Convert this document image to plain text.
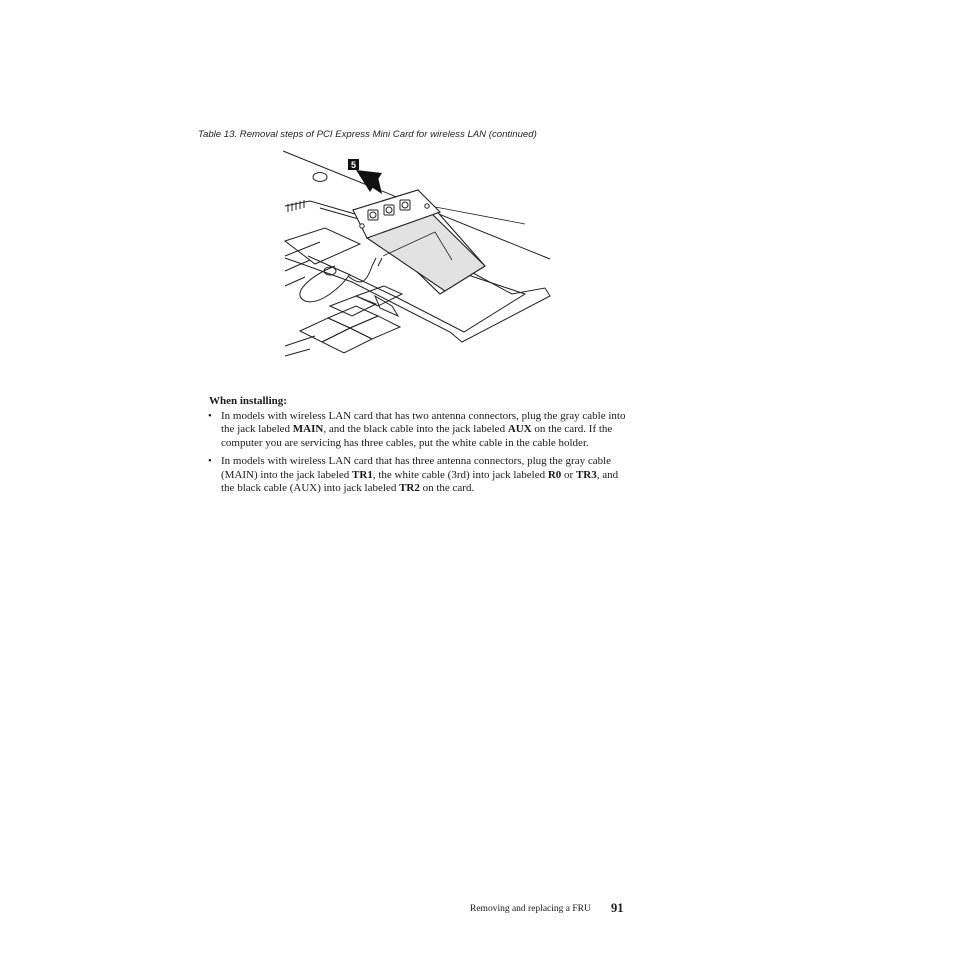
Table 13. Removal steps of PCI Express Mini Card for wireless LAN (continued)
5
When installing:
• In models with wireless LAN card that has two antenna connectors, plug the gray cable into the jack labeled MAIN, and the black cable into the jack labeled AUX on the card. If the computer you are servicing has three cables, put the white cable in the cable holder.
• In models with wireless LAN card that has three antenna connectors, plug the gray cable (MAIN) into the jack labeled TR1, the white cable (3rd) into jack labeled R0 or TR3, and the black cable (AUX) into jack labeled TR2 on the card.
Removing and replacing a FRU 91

Exercise objective: From the records above, report the count of lines containing "white" and nothing more.

Complete answer: 2